Produce an exact copy of all the records.
____
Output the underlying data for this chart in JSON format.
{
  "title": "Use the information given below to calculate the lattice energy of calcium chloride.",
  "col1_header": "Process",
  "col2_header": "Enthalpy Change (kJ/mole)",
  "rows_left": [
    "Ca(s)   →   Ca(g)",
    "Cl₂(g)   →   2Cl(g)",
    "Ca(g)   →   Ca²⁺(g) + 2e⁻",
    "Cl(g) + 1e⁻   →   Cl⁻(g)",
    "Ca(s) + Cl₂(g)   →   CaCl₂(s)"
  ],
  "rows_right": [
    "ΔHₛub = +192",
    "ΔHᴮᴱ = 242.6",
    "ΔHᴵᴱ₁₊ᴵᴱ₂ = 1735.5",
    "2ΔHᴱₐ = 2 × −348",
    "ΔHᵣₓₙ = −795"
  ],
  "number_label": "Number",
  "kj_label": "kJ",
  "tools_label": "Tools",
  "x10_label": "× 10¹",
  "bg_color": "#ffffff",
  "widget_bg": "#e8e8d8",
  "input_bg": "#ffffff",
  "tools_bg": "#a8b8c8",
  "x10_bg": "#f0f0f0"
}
____
### RESULT OF THIS TASK
Output the underlying data for this chart in JSON format.
{
  "title": "Use the information given below to calculate the lattice energy of calcium chloride.",
  "col1_header": "Process",
  "col2_header": "Enthalpy Change (kJ/mole)",
  "rows_left": [
    "Ca(s)   →   Ca(g)",
    "Cl₂(g)   →   2Cl(g)",
    "Ca(g)   →   Ca²⁺(g) + 2e⁻",
    "Cl(g) + 1e⁻   →   Cl⁻(g)",
    "Ca(s) + Cl₂(g)   →   CaCl₂(s)"
  ],
  "rows_right": [
    "ΔHₛub = +192",
    "ΔHᴮᴱ = 242.6",
    "ΔHᴵᴱ₁₊ᴵᴱ₂ = 1735.5",
    "2ΔHᴱₐ = 2 × −348",
    "ΔHᵣₓₙ = −795"
  ],
  "number_label": "Number",
  "kj_label": "kJ",
  "tools_label": "Tools",
  "x10_label": "× 10¹",
  "bg_color": "#ffffff",
  "widget_bg": "#e8e8d8",
  "input_bg": "#ffffff",
  "tools_bg": "#a8b8c8",
  "x10_bg": "#f0f0f0"
}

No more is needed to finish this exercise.